## [INPUT]
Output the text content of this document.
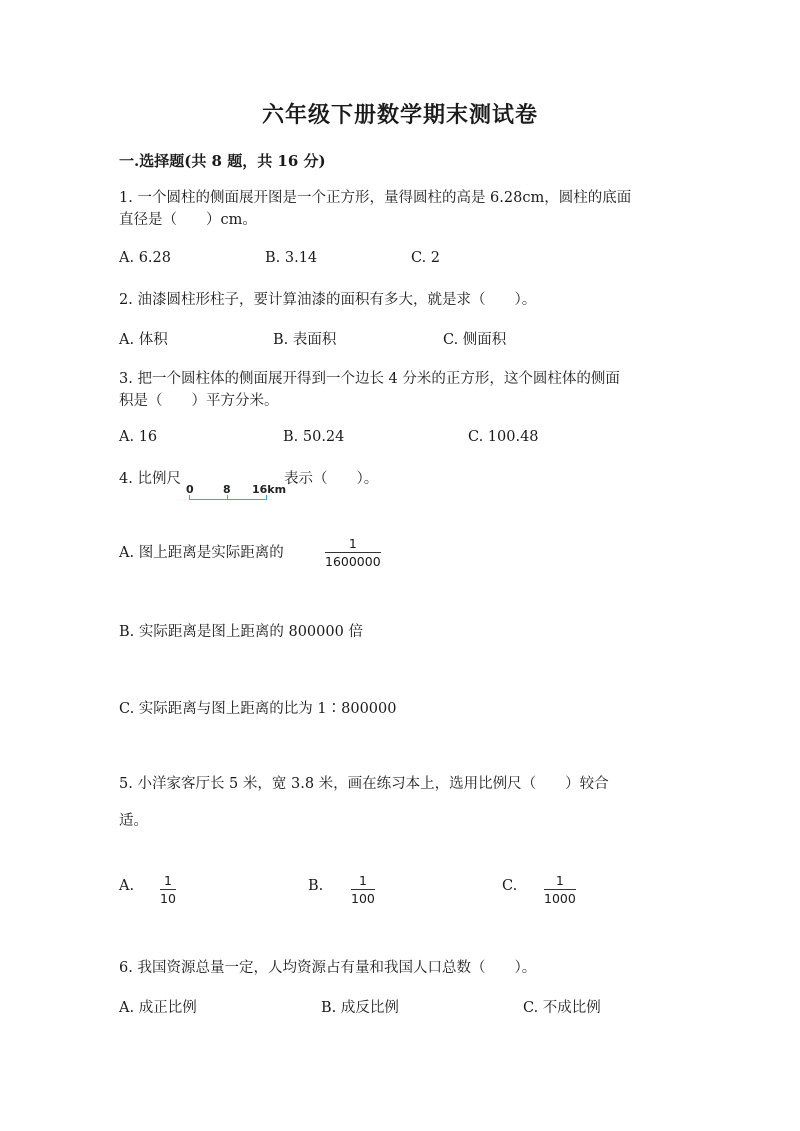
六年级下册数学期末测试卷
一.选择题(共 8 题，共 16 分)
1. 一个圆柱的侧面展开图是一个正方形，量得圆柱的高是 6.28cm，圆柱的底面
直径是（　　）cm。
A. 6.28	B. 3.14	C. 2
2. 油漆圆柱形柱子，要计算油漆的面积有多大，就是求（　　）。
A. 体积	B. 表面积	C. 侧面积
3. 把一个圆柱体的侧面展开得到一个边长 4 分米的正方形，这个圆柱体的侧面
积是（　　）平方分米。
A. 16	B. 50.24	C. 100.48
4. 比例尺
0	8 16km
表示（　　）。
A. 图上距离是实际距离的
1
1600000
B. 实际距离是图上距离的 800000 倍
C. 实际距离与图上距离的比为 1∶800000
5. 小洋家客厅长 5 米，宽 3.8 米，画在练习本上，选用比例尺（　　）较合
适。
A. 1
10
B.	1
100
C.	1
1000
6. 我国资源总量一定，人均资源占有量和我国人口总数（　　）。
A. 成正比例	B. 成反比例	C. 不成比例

---

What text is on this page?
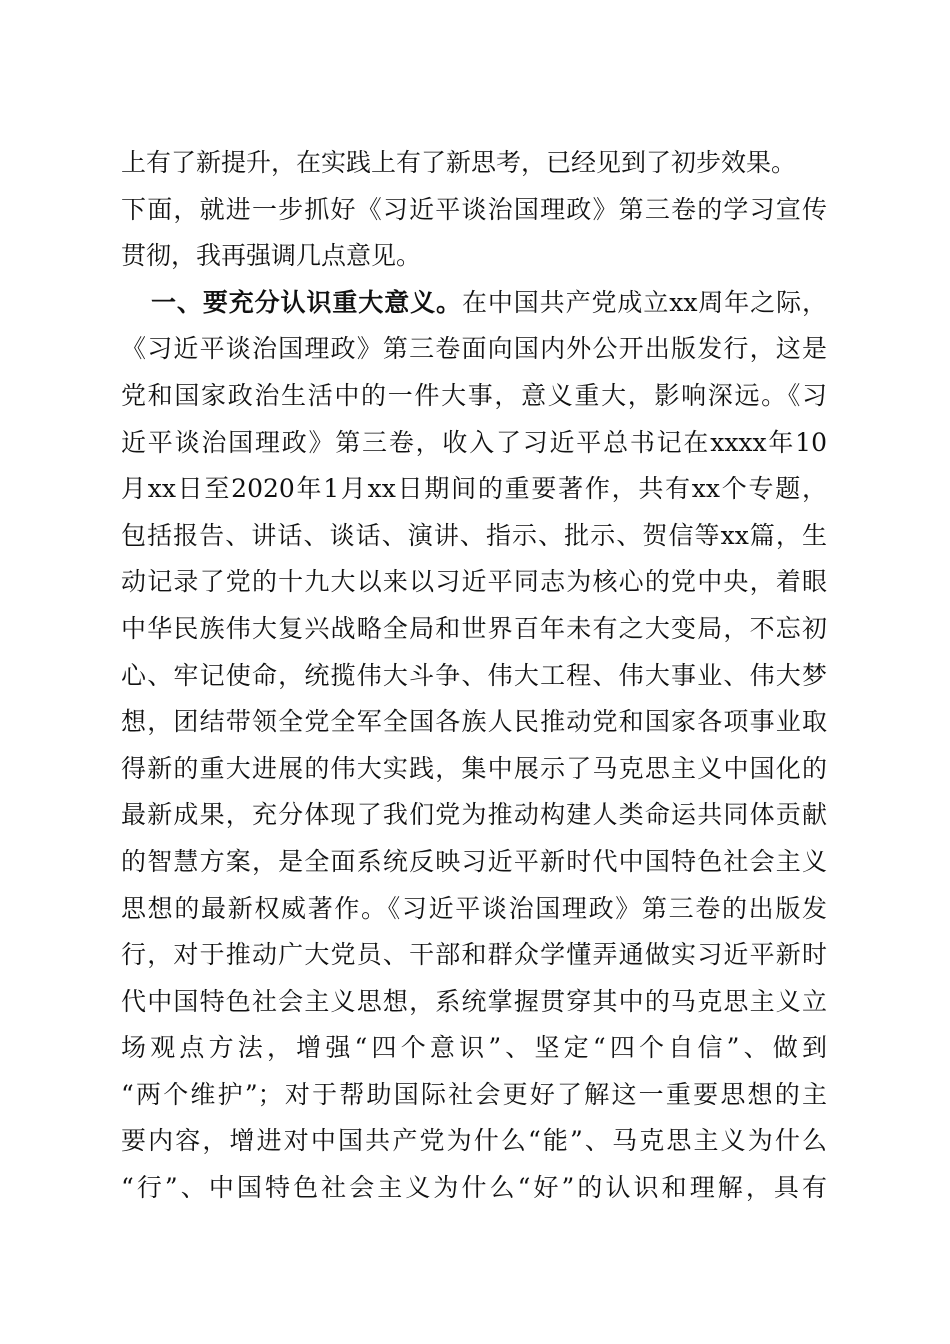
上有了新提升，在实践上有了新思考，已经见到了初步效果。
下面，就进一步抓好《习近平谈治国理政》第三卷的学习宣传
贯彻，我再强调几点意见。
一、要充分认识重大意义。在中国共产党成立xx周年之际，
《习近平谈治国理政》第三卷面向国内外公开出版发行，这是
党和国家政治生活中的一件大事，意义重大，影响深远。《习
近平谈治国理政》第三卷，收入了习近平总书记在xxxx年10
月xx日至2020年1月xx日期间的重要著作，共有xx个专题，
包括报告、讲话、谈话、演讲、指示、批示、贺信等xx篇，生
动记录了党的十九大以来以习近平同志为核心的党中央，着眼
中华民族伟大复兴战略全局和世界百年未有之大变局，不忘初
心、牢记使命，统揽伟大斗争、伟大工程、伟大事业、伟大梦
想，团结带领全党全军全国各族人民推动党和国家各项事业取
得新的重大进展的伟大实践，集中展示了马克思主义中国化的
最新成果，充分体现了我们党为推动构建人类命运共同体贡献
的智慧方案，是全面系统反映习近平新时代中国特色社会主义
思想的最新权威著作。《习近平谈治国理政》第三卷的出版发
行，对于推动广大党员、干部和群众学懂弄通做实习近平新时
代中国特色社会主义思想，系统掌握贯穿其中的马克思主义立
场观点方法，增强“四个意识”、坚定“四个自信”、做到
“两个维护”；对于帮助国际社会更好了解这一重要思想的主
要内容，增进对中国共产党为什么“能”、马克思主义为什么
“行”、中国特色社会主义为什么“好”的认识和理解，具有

## [STATED TASK]
Identify each line holding the string "习近平谈治国理政", and copy it out.

## [ANSWER FOR THE TASK]
下面，就进一步抓好《习近平谈治国理政》第三卷的学习宣传
《习近平谈治国理政》第三卷面向国内外公开出版发行，这是
思想的最新权威著作。《习近平谈治国理政》第三卷的出版发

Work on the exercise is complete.